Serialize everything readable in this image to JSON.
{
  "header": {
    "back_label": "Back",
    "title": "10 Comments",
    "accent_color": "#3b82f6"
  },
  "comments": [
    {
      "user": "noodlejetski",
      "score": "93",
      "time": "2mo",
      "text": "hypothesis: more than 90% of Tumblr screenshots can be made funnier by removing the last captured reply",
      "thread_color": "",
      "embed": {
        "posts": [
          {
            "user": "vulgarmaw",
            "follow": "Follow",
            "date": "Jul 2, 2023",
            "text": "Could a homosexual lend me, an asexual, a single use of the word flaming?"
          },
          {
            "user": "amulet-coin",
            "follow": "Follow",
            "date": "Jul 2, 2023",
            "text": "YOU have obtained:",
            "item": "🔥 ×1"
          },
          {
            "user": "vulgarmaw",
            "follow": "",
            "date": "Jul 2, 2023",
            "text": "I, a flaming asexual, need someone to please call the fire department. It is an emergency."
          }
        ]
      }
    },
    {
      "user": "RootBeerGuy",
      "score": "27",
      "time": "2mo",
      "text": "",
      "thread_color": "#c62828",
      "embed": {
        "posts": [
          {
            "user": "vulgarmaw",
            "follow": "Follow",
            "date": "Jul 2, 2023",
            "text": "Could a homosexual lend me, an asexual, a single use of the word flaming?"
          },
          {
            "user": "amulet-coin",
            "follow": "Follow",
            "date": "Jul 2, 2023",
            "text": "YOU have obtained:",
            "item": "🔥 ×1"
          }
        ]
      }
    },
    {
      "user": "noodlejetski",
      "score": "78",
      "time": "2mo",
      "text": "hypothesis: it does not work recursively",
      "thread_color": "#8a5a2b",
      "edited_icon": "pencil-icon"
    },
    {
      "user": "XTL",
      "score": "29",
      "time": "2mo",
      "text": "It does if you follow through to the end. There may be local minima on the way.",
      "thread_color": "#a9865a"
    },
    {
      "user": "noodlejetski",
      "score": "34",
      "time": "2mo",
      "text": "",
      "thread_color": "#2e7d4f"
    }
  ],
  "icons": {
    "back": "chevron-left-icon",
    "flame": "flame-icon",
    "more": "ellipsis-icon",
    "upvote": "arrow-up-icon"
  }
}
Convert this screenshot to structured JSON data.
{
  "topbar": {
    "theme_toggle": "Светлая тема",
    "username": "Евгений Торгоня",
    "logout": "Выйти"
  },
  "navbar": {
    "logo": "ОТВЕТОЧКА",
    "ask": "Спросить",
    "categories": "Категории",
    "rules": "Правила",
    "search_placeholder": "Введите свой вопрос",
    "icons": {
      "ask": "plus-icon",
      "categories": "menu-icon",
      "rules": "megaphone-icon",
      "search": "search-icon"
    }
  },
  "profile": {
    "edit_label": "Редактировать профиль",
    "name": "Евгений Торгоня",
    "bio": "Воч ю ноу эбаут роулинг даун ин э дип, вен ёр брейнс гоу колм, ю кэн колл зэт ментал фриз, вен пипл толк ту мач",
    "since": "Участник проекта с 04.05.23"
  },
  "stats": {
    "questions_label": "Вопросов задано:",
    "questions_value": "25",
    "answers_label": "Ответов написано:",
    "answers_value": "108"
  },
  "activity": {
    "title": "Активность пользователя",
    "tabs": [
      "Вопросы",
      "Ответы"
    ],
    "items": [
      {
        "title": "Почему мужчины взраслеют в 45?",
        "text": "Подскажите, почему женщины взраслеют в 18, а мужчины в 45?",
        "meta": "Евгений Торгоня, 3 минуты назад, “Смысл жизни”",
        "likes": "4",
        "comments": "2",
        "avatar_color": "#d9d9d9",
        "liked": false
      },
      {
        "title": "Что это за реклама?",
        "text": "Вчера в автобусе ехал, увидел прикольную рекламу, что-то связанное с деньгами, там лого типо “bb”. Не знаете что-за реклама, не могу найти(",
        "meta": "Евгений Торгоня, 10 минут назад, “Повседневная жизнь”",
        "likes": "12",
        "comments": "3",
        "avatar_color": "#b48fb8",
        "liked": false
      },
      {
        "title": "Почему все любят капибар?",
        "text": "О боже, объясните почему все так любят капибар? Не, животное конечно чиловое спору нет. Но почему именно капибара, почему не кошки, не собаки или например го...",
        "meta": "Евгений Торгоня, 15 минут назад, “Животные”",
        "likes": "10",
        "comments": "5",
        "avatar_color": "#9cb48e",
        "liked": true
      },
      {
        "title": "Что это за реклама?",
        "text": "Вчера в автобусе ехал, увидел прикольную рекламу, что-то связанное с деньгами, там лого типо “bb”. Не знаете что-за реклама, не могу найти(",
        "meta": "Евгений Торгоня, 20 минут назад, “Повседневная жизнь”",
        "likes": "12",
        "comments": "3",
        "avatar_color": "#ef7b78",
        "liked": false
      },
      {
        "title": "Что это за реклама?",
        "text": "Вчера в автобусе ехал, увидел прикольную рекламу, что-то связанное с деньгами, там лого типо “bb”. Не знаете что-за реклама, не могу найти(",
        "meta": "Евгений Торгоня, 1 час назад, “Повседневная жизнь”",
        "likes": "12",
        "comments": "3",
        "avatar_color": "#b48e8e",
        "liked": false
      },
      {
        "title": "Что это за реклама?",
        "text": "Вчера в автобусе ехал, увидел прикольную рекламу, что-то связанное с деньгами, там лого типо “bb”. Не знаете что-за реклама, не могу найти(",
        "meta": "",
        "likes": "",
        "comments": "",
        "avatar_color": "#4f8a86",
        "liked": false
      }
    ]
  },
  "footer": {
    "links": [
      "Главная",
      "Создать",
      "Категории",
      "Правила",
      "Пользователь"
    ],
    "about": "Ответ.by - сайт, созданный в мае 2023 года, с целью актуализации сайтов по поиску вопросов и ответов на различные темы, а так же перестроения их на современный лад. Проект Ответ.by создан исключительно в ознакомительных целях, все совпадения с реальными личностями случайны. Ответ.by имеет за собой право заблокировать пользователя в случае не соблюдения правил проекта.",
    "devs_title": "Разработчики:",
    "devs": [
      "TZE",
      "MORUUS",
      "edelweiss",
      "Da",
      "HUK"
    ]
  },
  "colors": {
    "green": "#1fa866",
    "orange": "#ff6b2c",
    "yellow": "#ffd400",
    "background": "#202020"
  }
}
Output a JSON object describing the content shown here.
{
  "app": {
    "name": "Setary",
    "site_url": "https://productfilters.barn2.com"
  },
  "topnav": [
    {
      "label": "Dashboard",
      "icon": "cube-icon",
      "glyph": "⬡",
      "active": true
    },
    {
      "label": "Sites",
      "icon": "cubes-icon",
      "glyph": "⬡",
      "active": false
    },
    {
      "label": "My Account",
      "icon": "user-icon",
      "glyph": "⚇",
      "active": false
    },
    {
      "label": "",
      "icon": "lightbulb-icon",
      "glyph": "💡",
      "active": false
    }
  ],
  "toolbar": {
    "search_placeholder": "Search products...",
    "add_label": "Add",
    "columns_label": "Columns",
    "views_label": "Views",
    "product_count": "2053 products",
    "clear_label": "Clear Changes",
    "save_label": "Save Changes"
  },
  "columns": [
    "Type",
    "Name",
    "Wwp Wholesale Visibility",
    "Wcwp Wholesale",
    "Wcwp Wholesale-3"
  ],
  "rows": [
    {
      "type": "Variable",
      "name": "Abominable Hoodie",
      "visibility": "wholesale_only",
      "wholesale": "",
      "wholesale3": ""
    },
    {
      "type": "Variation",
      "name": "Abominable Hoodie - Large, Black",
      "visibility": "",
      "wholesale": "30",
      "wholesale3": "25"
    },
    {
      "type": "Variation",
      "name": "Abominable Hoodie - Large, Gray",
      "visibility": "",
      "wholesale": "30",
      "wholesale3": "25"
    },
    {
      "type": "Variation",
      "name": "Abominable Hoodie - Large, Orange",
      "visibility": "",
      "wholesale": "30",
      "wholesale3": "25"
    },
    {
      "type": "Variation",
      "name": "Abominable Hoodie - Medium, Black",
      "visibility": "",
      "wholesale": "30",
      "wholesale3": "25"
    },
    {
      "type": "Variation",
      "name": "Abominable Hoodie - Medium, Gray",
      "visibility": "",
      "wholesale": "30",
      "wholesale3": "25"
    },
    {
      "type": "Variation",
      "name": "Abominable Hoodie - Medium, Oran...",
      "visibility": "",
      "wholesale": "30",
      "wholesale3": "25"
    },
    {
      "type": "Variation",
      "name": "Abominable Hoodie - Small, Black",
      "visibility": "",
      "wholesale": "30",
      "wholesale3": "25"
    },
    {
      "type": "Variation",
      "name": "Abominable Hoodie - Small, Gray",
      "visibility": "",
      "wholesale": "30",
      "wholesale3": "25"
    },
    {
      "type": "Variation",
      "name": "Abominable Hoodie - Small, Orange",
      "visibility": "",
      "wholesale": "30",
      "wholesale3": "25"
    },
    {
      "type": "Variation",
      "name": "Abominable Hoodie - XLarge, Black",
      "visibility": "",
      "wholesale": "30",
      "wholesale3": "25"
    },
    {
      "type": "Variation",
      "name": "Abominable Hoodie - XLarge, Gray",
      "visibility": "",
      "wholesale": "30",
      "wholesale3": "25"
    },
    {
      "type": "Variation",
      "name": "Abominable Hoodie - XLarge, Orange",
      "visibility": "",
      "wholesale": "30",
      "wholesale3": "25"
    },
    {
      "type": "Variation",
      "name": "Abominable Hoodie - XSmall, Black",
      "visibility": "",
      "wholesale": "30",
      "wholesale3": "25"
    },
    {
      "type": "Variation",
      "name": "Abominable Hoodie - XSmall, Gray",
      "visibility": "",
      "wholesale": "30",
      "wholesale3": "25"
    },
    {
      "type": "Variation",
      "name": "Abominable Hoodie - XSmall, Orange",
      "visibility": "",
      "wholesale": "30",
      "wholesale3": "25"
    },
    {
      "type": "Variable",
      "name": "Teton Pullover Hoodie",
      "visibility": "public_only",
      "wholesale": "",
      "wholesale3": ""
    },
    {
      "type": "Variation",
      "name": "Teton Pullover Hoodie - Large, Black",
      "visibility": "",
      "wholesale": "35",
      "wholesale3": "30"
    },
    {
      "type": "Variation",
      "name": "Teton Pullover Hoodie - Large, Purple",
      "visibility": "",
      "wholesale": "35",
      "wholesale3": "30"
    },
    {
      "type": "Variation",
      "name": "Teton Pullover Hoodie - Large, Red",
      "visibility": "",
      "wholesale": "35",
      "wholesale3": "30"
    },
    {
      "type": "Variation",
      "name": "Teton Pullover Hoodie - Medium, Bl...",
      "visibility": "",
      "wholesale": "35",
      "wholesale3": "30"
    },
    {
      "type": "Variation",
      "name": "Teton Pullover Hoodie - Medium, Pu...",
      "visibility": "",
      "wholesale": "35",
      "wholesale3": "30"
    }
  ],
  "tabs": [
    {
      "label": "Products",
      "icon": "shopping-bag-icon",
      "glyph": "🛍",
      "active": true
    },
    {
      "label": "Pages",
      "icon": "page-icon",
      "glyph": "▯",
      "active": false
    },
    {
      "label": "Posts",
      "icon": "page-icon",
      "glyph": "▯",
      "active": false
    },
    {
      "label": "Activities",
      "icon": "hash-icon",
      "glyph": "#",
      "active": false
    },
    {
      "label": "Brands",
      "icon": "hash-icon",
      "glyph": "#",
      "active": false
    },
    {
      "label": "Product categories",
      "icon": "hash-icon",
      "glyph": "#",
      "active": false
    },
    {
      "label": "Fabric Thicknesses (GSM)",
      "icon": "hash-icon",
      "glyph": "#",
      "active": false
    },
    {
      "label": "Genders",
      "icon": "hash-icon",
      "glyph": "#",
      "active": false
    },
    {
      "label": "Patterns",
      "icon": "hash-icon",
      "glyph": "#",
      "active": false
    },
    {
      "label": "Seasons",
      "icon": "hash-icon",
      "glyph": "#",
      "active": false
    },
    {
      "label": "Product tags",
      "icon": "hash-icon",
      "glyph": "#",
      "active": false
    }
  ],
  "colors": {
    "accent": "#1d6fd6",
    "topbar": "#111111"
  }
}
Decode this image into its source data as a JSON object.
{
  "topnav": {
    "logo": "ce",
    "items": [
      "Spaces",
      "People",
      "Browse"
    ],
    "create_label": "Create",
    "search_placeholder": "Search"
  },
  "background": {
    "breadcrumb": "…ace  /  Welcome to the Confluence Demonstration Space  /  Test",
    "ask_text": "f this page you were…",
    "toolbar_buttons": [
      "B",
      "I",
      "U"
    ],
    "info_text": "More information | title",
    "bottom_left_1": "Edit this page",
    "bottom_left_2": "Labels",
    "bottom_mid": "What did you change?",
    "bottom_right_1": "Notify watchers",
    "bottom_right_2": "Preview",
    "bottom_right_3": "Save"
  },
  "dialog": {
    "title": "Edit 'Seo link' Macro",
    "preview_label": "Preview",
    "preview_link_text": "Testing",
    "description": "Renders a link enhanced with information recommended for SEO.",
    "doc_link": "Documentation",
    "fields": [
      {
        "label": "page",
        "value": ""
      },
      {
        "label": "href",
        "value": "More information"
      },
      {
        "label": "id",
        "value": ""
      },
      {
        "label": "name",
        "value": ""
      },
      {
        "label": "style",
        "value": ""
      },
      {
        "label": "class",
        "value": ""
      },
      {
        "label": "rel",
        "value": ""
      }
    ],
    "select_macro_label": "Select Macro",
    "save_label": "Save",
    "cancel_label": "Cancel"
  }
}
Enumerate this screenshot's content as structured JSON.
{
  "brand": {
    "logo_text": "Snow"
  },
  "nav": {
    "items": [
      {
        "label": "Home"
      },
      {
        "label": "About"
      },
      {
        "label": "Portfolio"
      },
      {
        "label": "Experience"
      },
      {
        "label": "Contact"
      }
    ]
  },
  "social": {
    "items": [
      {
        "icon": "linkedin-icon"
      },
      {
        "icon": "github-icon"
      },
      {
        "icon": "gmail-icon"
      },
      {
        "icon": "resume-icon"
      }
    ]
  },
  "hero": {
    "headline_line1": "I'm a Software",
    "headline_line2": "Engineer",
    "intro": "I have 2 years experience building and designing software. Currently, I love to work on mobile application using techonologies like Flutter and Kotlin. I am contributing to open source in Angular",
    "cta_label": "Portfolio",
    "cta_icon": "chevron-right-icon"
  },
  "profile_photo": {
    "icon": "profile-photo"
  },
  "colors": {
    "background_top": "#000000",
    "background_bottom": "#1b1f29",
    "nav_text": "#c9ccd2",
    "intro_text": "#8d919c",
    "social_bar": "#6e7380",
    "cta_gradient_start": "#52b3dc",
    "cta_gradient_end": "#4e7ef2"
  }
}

• • •

### EXERCISE AIM
Say how many lines of the listing above contain "Teton", with no other words.

### EXERCISE RESPONSE
6